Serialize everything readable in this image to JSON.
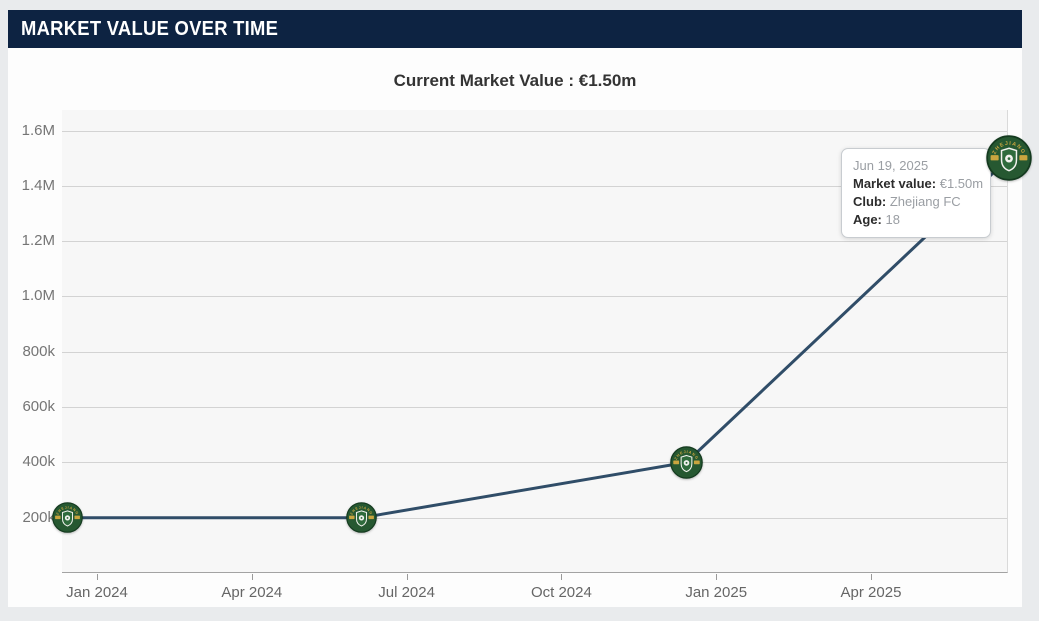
{
  "header": {
    "title": "MARKET VALUE OVER TIME"
  },
  "chart_data": {
    "type": "line",
    "title": "Current Market Value : €1.50m",
    "xlabel": "",
    "ylabel": "",
    "ylim": [
      0,
      1674000
    ],
    "grid": true,
    "legend": false,
    "line_color": "#304d68",
    "x_ticks": [
      {
        "label": "Jan 2024",
        "month_offset": 0
      },
      {
        "label": "Apr 2024",
        "month_offset": 3
      },
      {
        "label": "Jul 2024",
        "month_offset": 6
      },
      {
        "label": "Oct 2024",
        "month_offset": 9
      },
      {
        "label": "Jan 2025",
        "month_offset": 12
      },
      {
        "label": "Apr 2025",
        "month_offset": 15
      }
    ],
    "y_ticks": [
      {
        "label": "1.6M",
        "value": 1600000
      },
      {
        "label": "1.4M",
        "value": 1400000
      },
      {
        "label": "1.2M",
        "value": 1200000
      },
      {
        "label": "1.0M",
        "value": 1000000
      },
      {
        "label": "800k",
        "value": 800000
      },
      {
        "label": "600k",
        "value": 600000
      },
      {
        "label": "400k",
        "value": 400000
      },
      {
        "label": "200k",
        "value": 200000
      }
    ],
    "points": [
      {
        "date": "Dec 2023",
        "month_offset": -0.58,
        "value": 200000,
        "value_label": "€200k",
        "club": "Zhejiang FC",
        "badge_size": 31
      },
      {
        "date": "Jun 2024",
        "month_offset": 5.13,
        "value": 200000,
        "value_label": "€200k",
        "club": "Zhejiang FC",
        "badge_size": 31
      },
      {
        "date": "Dec 2024",
        "month_offset": 11.42,
        "value": 400000,
        "value_label": "€400k",
        "club": "Zhejiang FC",
        "badge_size": 33
      },
      {
        "date": "Jun 19, 2025",
        "month_offset": 17.67,
        "value": 1500000,
        "value_label": "€1.50m",
        "club": "Zhejiang FC",
        "badge_size": 46
      }
    ]
  },
  "tooltip": {
    "date": "Jun 19, 2025",
    "market_value_label": "Market value:",
    "market_value": "€1.50m",
    "club_label": "Club:",
    "club": "Zhejiang FC",
    "age_label": "Age:",
    "age": "18"
  },
  "badge": {
    "club": "Zhejiang FC",
    "arc_text": "ZHEJIANG",
    "green": "#265831",
    "green_dark": "#143a1f",
    "gold": "#c9a53f",
    "shield_green": "#2f6b3c"
  }
}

Short task: Check each line in the listing above for the string "title", then report how many lines contain it, with no other text.

Complete response: 2